PROBLEM DETAILS: Check every line of the entries that follow, and copy the ones containing "Assembly".

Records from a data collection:
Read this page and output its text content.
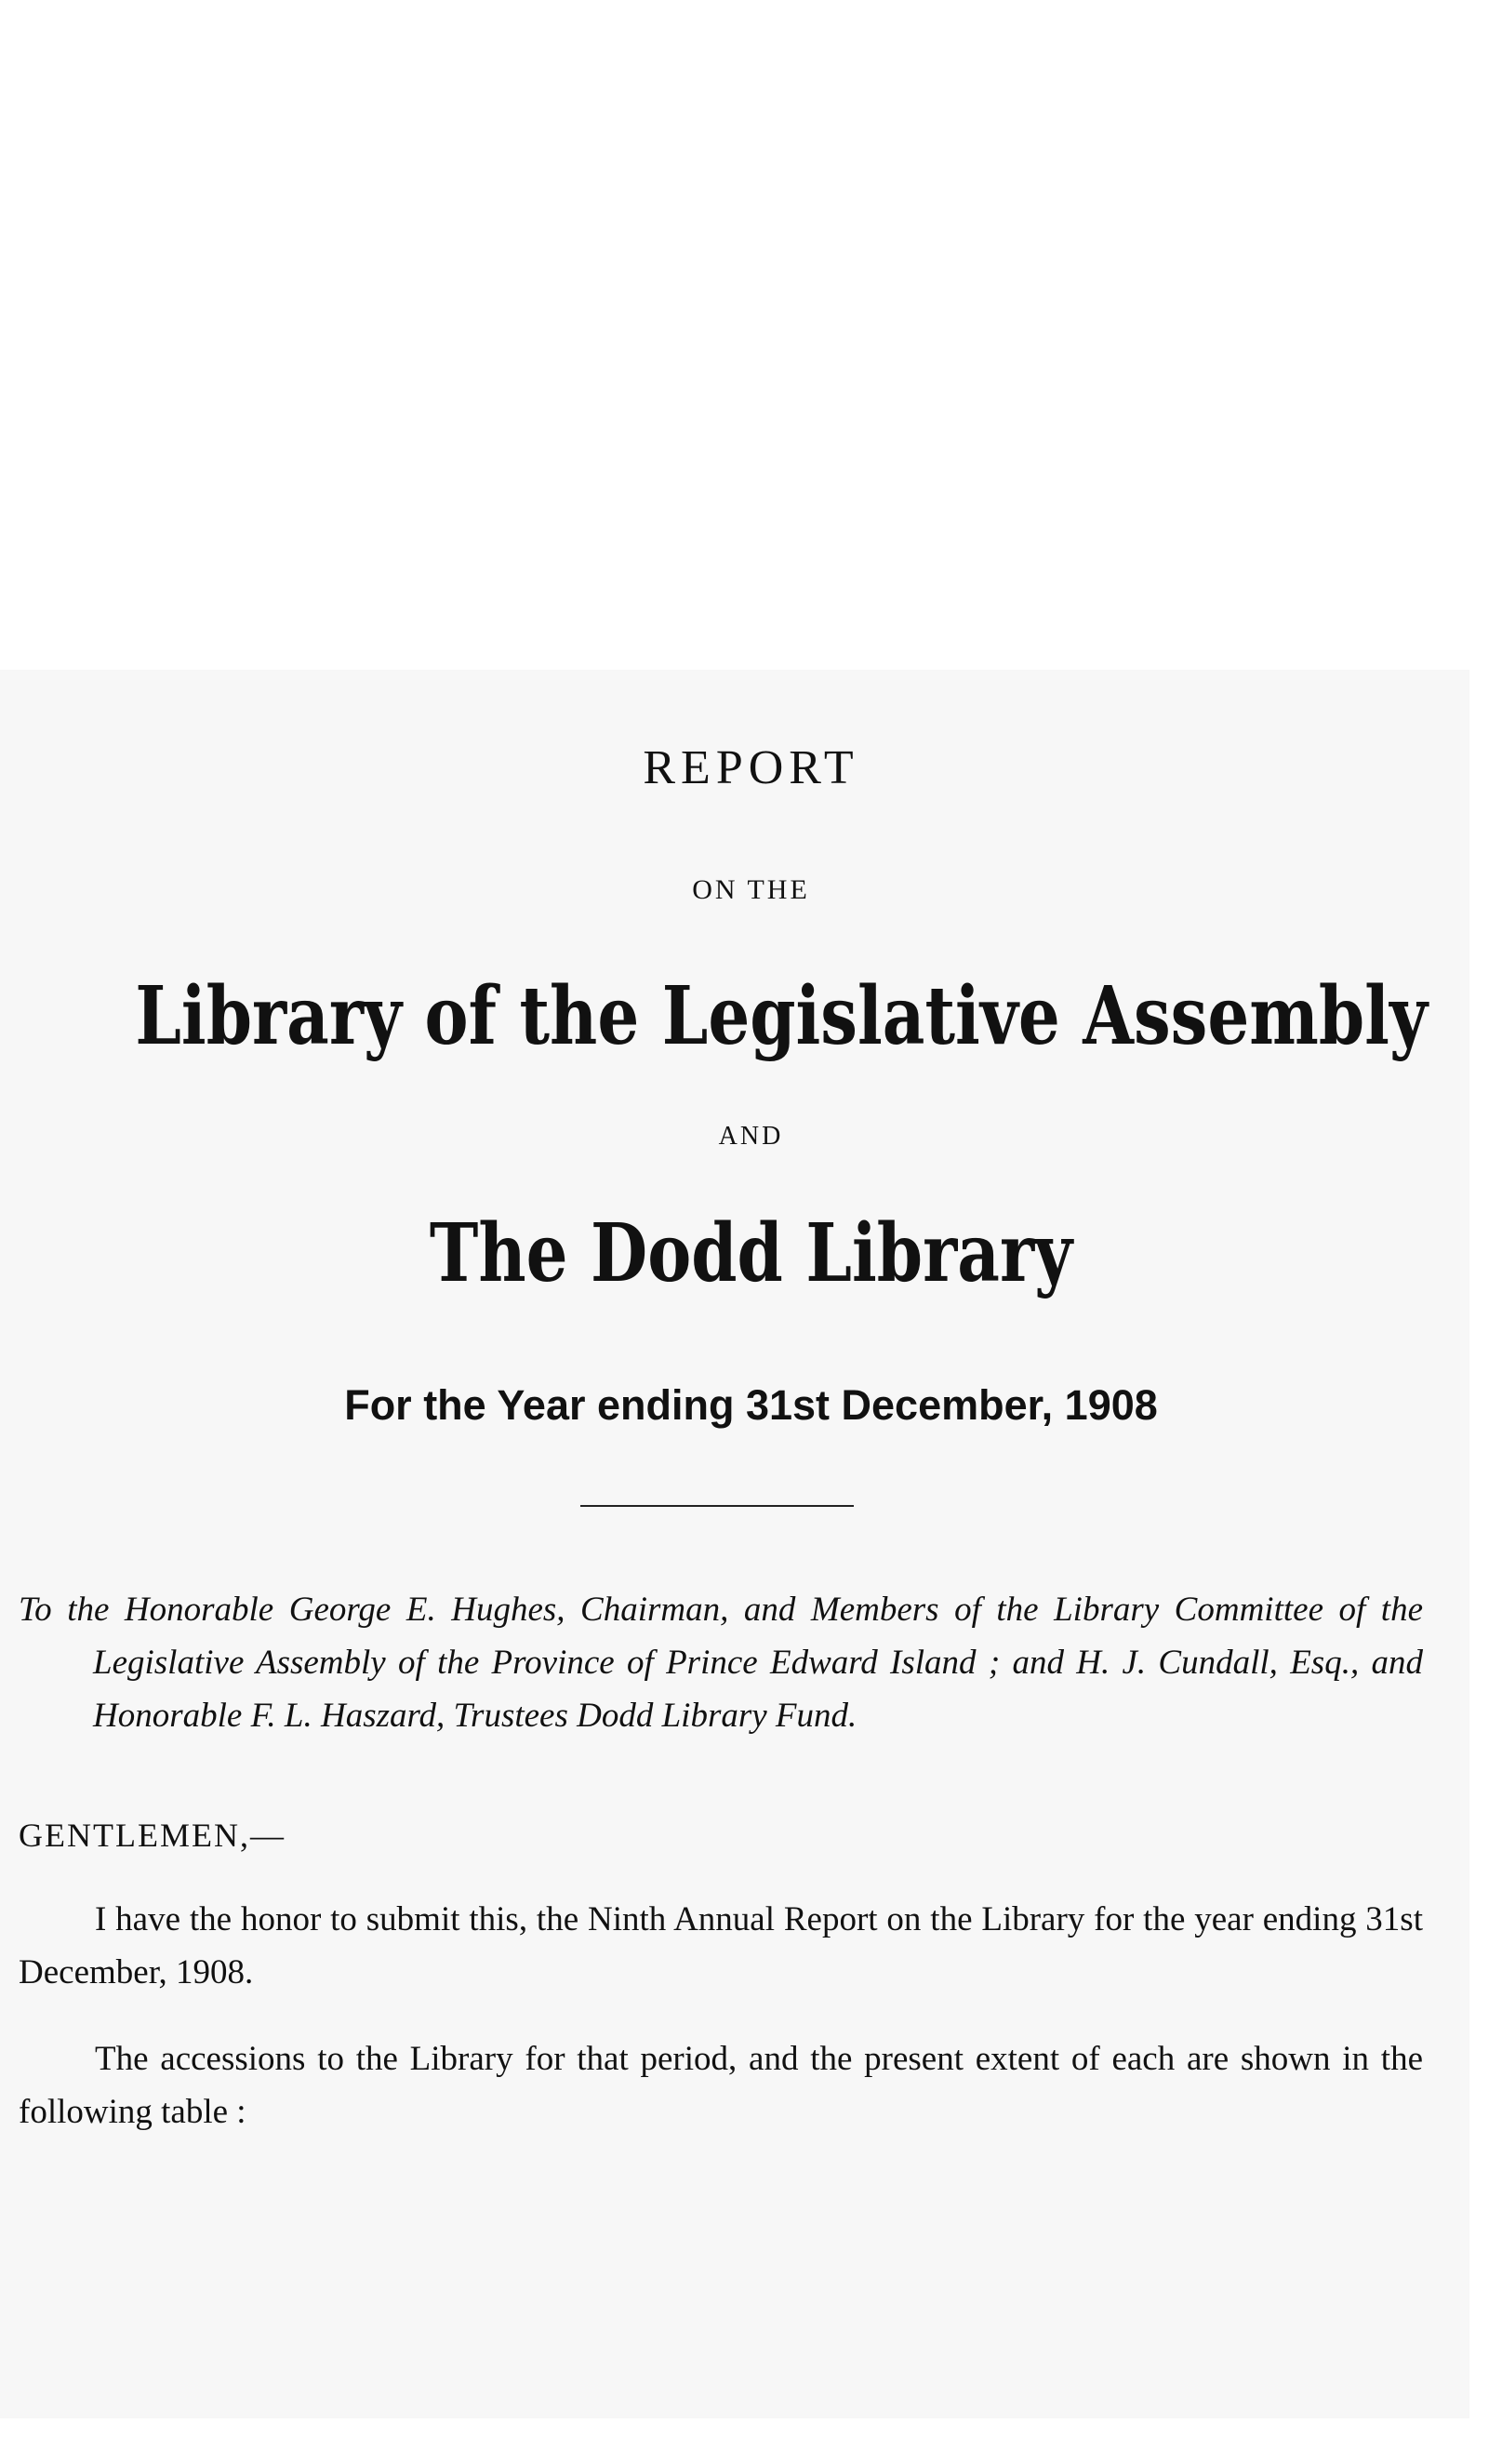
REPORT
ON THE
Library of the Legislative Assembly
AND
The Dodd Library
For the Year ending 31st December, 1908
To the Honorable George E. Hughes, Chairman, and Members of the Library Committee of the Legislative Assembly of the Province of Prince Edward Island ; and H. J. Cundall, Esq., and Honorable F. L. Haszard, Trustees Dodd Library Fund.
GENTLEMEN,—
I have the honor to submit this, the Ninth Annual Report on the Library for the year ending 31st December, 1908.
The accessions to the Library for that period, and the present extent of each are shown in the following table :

SOLUTION TO THIS PROBLEM:
Library of the Legislative Assembly
To the Honorable George E. Hughes, Chairman, and Members of the Library Committee of the Legislative Assembly of the Province of Prince Edward Island ; and H. J. Cundall, Esq., and Honorable F. L. Haszard, Trustees Dodd Library Fund.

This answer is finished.